Start of Working data

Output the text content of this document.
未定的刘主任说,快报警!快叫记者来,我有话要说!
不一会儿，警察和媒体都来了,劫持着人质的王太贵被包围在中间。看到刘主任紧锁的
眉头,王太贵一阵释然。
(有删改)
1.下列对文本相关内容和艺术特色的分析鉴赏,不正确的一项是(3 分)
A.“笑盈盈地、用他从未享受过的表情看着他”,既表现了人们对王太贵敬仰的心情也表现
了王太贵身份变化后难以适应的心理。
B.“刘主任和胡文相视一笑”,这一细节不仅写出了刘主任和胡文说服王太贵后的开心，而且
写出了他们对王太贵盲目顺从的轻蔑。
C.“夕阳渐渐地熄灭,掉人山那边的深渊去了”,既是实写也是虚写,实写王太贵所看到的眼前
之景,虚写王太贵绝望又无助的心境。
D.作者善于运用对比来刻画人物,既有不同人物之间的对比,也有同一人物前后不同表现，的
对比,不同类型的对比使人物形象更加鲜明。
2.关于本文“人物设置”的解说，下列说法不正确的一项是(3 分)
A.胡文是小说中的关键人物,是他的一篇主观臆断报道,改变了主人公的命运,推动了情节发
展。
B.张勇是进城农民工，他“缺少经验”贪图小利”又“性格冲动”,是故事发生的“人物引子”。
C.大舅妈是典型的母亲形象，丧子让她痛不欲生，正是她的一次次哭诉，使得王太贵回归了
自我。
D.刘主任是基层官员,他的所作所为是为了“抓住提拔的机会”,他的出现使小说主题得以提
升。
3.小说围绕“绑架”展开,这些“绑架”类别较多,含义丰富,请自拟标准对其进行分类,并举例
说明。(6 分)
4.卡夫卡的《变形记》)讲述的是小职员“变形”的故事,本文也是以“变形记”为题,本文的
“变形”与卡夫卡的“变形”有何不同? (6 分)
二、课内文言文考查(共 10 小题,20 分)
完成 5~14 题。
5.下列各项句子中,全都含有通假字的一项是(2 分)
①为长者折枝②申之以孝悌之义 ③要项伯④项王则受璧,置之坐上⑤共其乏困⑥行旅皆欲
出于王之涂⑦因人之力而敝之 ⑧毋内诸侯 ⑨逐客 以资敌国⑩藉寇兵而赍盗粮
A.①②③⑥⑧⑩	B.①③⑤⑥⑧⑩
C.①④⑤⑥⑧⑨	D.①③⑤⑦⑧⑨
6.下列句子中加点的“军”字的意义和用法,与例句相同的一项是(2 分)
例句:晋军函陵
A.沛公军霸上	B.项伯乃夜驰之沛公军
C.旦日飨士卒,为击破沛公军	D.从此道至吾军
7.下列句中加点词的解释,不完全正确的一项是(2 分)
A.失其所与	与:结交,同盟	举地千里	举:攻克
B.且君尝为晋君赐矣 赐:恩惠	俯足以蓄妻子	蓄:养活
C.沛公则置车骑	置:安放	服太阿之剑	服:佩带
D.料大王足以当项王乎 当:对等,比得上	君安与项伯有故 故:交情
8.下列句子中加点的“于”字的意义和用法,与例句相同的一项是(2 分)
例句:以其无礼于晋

End of Working data
Start of Working data

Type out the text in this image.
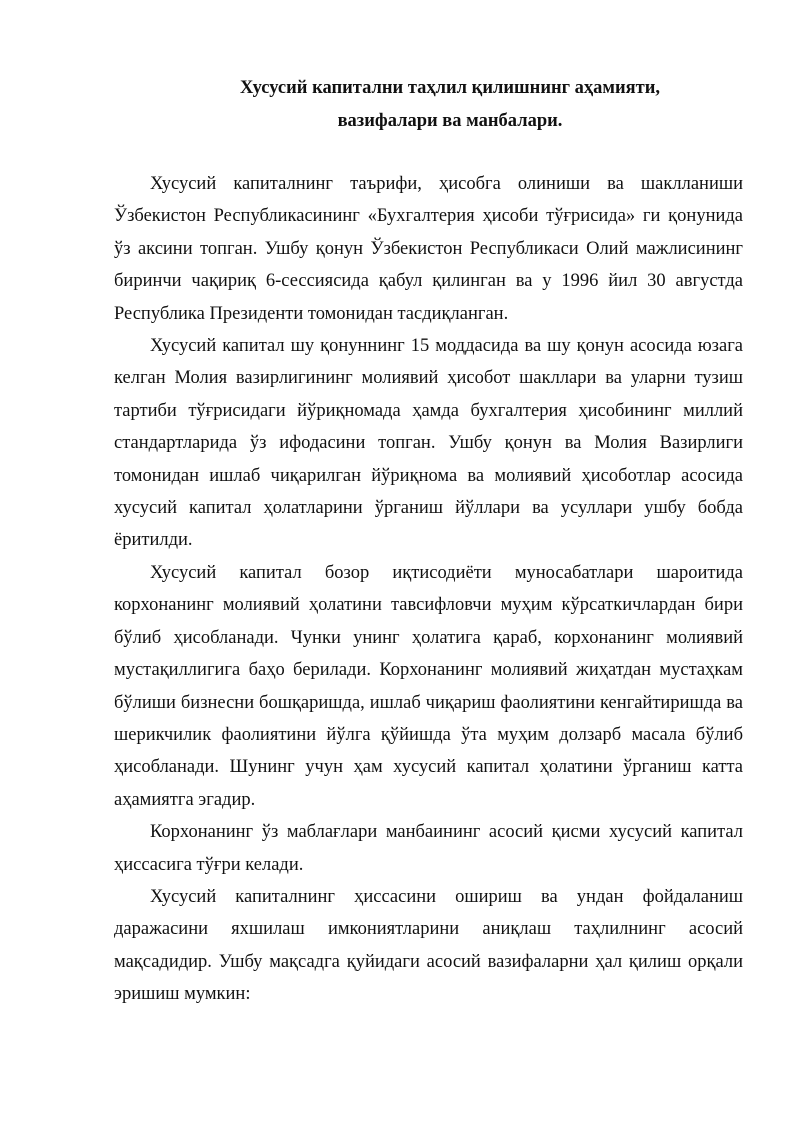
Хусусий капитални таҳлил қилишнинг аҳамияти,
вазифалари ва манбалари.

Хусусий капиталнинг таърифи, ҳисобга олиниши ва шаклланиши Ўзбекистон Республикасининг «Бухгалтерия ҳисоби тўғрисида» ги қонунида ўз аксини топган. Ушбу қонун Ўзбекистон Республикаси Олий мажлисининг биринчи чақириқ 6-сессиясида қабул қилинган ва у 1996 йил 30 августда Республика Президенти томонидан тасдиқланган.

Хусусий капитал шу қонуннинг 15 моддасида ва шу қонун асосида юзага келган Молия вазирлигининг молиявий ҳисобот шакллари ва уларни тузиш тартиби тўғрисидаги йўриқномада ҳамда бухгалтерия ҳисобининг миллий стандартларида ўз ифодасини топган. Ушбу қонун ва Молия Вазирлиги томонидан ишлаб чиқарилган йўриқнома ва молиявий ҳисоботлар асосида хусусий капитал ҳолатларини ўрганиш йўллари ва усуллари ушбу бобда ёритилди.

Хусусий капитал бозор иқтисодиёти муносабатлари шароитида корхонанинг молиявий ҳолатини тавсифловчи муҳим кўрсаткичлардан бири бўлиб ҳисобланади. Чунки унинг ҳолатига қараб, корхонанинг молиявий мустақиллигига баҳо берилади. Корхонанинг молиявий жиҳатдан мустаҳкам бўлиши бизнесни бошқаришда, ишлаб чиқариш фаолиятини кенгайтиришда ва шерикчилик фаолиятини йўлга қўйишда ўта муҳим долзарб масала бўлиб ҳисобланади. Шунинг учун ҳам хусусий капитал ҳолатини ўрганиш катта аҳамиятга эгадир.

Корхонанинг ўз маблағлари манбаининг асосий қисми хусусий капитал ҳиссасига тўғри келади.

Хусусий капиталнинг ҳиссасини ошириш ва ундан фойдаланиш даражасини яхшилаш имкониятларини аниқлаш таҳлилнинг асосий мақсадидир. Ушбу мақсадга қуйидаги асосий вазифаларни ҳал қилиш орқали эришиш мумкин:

End of Working data
Start of Working data

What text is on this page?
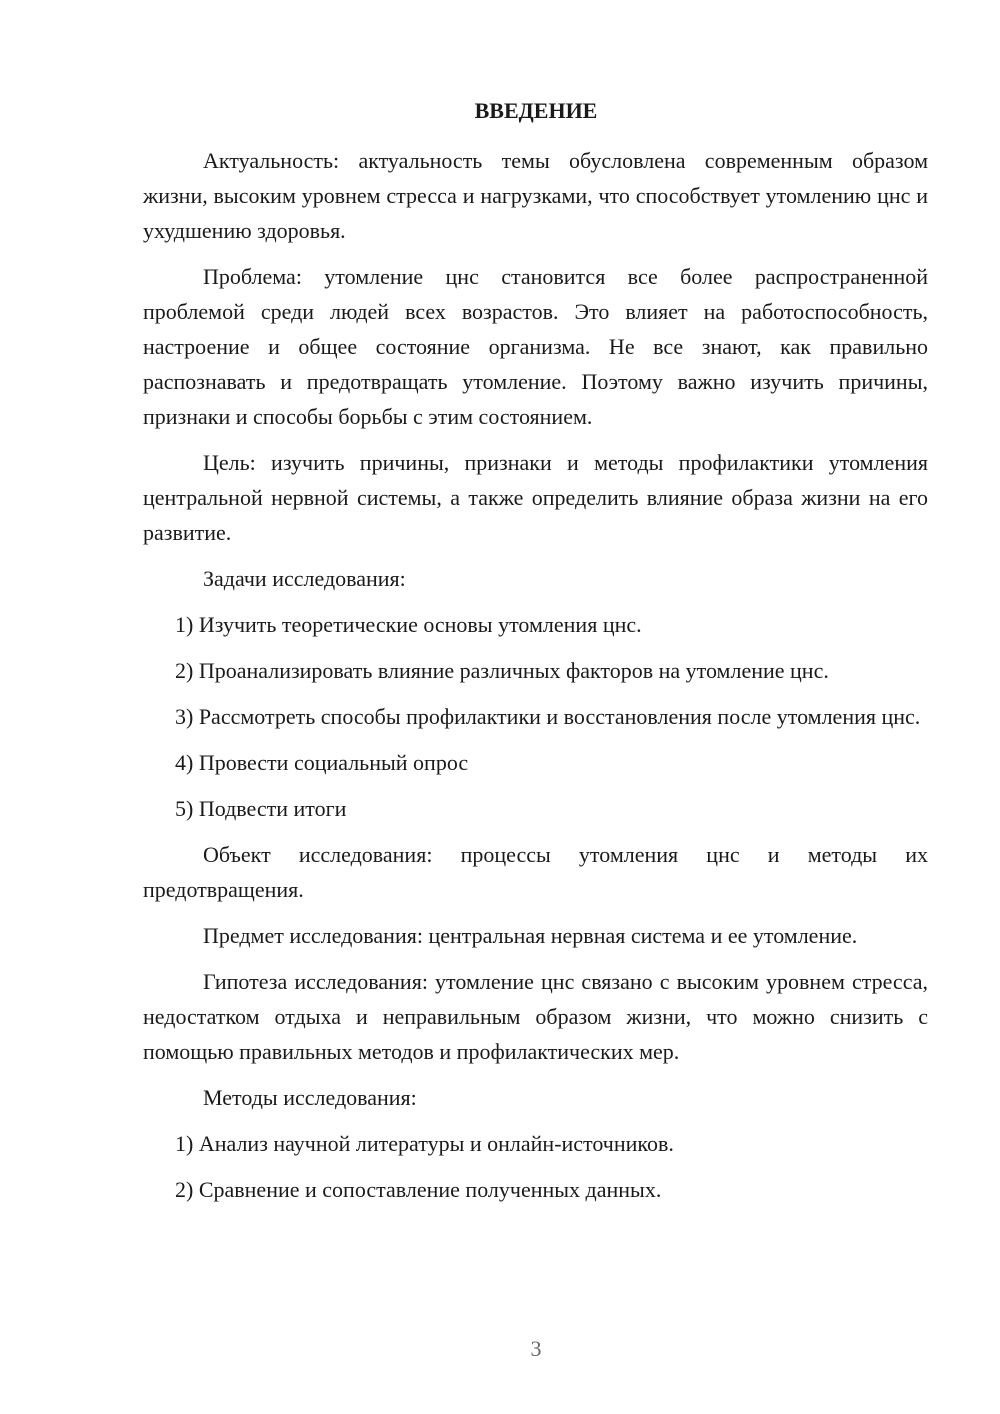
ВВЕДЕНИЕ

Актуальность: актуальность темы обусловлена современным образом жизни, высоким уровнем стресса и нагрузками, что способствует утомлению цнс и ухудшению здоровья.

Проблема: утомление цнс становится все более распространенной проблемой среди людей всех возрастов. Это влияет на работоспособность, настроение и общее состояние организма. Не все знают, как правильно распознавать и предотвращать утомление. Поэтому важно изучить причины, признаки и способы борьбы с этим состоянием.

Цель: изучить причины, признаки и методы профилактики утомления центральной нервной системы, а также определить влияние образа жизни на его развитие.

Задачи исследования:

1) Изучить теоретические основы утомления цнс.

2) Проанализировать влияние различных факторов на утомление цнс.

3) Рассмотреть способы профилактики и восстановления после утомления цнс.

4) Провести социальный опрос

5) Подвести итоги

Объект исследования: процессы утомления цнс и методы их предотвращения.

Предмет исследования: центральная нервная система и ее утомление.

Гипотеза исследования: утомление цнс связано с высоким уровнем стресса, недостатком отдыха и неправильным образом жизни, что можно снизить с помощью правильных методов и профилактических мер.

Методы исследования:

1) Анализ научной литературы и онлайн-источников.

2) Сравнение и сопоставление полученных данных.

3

End of Working data

# Problem requirements
Give only the number of lines in the material above that hold the word "утомление".

# Solution to this problem
4